Output every record below exactly as it appears.

** start MATERIAL SUPPLIED **

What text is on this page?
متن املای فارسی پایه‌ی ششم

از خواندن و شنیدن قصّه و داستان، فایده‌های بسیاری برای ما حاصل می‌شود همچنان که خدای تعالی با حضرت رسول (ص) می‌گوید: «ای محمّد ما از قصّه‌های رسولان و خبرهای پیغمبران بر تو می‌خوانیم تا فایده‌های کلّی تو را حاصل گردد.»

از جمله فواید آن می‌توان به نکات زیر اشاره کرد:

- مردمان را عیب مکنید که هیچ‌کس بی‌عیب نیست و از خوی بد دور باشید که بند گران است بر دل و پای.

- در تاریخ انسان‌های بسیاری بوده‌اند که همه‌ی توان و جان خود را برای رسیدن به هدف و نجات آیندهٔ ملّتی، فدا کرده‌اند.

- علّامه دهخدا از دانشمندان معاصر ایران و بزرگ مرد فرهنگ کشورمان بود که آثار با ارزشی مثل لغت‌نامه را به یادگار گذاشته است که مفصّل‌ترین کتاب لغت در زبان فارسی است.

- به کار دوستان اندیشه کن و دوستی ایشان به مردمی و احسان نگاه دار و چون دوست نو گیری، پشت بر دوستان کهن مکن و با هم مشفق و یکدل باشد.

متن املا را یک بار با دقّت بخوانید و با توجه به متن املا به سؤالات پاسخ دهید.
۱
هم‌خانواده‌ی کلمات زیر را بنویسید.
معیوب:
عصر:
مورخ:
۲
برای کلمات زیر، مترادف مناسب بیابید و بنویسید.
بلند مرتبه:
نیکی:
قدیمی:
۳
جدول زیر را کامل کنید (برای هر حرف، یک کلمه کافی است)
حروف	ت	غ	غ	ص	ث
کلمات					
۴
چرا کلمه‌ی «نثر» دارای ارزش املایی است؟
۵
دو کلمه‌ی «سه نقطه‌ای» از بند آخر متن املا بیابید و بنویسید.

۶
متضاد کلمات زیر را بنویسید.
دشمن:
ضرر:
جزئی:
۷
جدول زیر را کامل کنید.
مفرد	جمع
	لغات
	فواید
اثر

** end MATERIAL SUPPLIED **

_FINAL RESULT_
What text is on this page?
متن املای فارسی پایه‌ی ششم

از خواندن و شنیدن قصّه و داستان، فایده‌های بسیاری برای ما حاصل می‌شود همچنان که خدای تعالی با حضرت رسول (ص) می‌گوید: «ای محمّد ما از قصّه‌های رسولان و خبرهای پیغمبران بر تو می‌خوانیم تا فایده‌های کلّی تو را حاصل گردد.»

از جمله فواید آن می‌توان به نکات زیر اشاره کرد:

- مردمان را عیب مکنید که هیچ‌کس بی‌عیب نیست و از خوی بد دور باشید که بند گران است بر دل و پای.

- در تاریخ انسان‌های بسیاری بوده‌اند که همه‌ی توان و جان خود را برای رسیدن به هدف و نجات آیندهٔ ملّتی، فدا کرده‌اند.

- علّامه دهخدا از دانشمندان معاصر ایران و بزرگ مرد فرهنگ کشورمان بود که آثار با ارزشی مثل لغت‌نامه را به یادگار گذاشته است که مفصّل‌ترین کتاب لغت در زبان فارسی است.

- به کار دوستان اندیشه کن و دوستی ایشان به مردمی و احسان نگاه دار و چون دوست نو گیری، پشت بر دوستان کهن مکن و با هم مشفق و یکدل باشد.

متن املا را یک بار با دقّت بخوانید و با توجه به متن املا به سؤالات پاسخ دهید.
۱
هم‌خانواده‌ی کلمات زیر را بنویسید.
معیوب:
عصر:
مورخ:
۲
برای کلمات زیر، مترادف مناسب بیابید و بنویسید.
بلند مرتبه:
نیکی:
قدیمی:
۳
جدول زیر را کامل کنید (برای هر حرف، یک کلمه کافی است)
حروف	ت	غ	غ	ص	ث
کلمات					
۴
چرا کلمه‌ی «نثر» دارای ارزش املایی است؟
۵
دو کلمه‌ی «سه نقطه‌ای» از بند آخر متن املا بیابید و بنویسید.

۶
متضاد کلمات زیر را بنویسید.
دشمن:
ضرر:
جزئی:
۷
جدول زیر را کامل کنید.
مفرد	جمع
	لغات
	فواید
اثر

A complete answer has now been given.